**WHAT YOU HAVE TO DO:**
Give the lines again exactly, from the one holding "What text is on this page?" to the last line of the listing below, both ends included and nothing added.

● ● ● ● ●

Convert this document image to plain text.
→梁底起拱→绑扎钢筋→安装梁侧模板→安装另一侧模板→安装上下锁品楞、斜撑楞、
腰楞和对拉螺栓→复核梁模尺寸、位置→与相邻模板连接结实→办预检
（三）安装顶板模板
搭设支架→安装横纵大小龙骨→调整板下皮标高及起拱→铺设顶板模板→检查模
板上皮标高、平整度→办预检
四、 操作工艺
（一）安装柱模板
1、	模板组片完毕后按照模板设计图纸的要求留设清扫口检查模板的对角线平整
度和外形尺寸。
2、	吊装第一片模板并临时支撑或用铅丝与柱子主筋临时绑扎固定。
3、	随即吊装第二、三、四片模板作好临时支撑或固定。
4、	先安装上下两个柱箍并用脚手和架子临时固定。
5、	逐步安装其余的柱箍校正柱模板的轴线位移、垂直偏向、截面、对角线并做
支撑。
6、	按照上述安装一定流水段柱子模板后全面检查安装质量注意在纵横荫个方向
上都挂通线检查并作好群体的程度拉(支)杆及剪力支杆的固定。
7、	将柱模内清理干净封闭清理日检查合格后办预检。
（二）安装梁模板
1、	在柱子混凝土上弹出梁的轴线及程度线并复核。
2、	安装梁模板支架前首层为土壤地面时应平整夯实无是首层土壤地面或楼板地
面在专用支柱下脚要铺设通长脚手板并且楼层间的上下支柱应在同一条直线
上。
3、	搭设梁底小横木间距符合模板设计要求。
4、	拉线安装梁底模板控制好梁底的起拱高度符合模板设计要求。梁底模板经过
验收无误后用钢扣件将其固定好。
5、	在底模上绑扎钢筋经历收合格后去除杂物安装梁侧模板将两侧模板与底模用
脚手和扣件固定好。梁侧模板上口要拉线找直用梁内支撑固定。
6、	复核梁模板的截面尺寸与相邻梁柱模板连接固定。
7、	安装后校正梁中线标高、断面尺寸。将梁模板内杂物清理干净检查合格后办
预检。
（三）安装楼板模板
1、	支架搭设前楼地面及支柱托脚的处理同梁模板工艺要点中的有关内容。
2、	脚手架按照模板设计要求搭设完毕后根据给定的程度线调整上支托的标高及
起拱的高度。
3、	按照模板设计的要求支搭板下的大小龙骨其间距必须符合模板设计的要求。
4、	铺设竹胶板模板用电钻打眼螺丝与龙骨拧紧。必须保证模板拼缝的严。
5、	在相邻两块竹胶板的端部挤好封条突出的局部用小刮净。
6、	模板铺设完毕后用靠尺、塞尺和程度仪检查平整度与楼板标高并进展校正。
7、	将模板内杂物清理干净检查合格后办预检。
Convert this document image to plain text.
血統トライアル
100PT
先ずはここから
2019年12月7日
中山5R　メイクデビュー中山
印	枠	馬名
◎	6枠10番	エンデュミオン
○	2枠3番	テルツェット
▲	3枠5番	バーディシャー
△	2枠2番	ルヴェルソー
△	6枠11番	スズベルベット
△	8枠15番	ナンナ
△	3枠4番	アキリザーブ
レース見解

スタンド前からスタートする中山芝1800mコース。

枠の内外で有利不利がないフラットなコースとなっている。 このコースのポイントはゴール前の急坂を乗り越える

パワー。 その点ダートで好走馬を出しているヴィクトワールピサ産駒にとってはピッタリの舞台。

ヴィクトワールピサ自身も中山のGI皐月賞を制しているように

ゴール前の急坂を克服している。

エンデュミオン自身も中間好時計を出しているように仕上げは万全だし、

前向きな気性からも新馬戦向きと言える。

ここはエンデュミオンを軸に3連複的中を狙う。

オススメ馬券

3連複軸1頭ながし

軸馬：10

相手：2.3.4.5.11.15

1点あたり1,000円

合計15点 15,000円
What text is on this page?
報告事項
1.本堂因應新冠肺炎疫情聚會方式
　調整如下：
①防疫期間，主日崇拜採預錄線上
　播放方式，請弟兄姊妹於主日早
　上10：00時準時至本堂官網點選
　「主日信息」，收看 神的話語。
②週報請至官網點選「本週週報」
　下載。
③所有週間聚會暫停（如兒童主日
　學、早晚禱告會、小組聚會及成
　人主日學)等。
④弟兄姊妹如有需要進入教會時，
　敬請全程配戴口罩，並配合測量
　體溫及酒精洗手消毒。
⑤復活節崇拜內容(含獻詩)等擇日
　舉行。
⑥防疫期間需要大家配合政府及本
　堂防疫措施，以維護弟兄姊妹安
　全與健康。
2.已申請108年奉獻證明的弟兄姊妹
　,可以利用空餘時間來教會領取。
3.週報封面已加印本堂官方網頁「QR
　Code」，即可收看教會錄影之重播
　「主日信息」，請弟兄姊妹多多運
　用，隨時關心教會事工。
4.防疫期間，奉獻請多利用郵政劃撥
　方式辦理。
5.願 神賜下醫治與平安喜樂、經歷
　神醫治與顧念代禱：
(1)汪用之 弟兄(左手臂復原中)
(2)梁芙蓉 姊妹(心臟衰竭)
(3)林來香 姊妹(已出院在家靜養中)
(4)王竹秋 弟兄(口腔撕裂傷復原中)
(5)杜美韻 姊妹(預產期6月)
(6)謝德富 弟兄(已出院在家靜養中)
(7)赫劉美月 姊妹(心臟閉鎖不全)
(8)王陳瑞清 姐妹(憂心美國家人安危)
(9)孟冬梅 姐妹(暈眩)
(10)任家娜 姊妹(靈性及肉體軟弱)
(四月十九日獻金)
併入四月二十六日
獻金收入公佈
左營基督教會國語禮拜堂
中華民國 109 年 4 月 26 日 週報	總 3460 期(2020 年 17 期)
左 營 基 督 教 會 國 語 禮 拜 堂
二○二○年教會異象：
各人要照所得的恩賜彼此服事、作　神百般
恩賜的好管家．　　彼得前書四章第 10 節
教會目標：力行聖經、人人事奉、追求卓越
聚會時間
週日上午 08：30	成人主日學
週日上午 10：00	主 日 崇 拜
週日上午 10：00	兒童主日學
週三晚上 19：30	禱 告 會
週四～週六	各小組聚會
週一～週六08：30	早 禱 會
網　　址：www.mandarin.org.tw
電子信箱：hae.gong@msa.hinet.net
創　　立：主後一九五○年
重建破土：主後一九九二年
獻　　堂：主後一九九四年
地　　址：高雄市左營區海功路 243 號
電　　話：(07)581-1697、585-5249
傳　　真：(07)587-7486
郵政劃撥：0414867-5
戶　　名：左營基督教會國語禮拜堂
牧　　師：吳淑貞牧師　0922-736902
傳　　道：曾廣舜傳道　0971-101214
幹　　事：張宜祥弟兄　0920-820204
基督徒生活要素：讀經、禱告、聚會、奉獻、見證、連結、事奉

● ● ● ● ●

**FINISHED EXERCISE:**
What text is on this page?
報告事項
1.本堂因應新冠肺炎疫情聚會方式
　調整如下：
①防疫期間，主日崇拜採預錄線上
　播放方式，請弟兄姊妹於主日早
　上10：00時準時至本堂官網點選
　「主日信息」，收看 神的話語。
②週報請至官網點選「本週週報」
　下載。
③所有週間聚會暫停（如兒童主日
　學、早晚禱告會、小組聚會及成
　人主日學)等。
④弟兄姊妹如有需要進入教會時，
　敬請全程配戴口罩，並配合測量
　體溫及酒精洗手消毒。
⑤復活節崇拜內容(含獻詩)等擇日
　舉行。
⑥防疫期間需要大家配合政府及本
　堂防疫措施，以維護弟兄姊妹安
　全與健康。
2.已申請108年奉獻證明的弟兄姊妹
　,可以利用空餘時間來教會領取。
3.週報封面已加印本堂官方網頁「QR
　Code」，即可收看教會錄影之重播
　「主日信息」，請弟兄姊妹多多運
　用，隨時關心教會事工。
4.防疫期間，奉獻請多利用郵政劃撥
　方式辦理。
5.願 神賜下醫治與平安喜樂、經歷
　神醫治與顧念代禱：
(1)汪用之 弟兄(左手臂復原中)
(2)梁芙蓉 姊妹(心臟衰竭)
(3)林來香 姊妹(已出院在家靜養中)
(4)王竹秋 弟兄(口腔撕裂傷復原中)
(5)杜美韻 姊妹(預產期6月)
(6)謝德富 弟兄(已出院在家靜養中)
(7)赫劉美月 姊妹(心臟閉鎖不全)
(8)王陳瑞清 姐妹(憂心美國家人安危)
(9)孟冬梅 姐妹(暈眩)
(10)任家娜 姊妹(靈性及肉體軟弱)
(四月十九日獻金)
併入四月二十六日
獻金收入公佈
左營基督教會國語禮拜堂
中華民國 109 年 4 月 26 日 週報	總 3460 期(2020 年 17 期)
左 營 基 督 教 會 國 語 禮 拜 堂
二○二○年教會異象：
各人要照所得的恩賜彼此服事、作　神百般
恩賜的好管家．　　彼得前書四章第 10 節
教會目標：力行聖經、人人事奉、追求卓越
聚會時間
週日上午 08：30	成人主日學
週日上午 10：00	主 日 崇 拜
週日上午 10：00	兒童主日學
週三晚上 19：30	禱 告 會
週四～週六	各小組聚會
週一～週六08：30	早 禱 會
網　　址：www.mandarin.org.tw
電子信箱：hae.gong@msa.hinet.net
創　　立：主後一九五○年
重建破土：主後一九九二年
獻　　堂：主後一九九四年
地　　址：高雄市左營區海功路 243 號
電　　話：(07)581-1697、585-5249
傳　　真：(07)587-7486
郵政劃撥：0414867-5
戶　　名：左營基督教會國語禮拜堂
牧　　師：吳淑貞牧師　0922-736902
傳　　道：曾廣舜傳道　0971-101214
幹　　事：張宜祥弟兄　0920-820204
基督徒生活要素：讀經、禱告、聚會、奉獻、見證、連結、事奉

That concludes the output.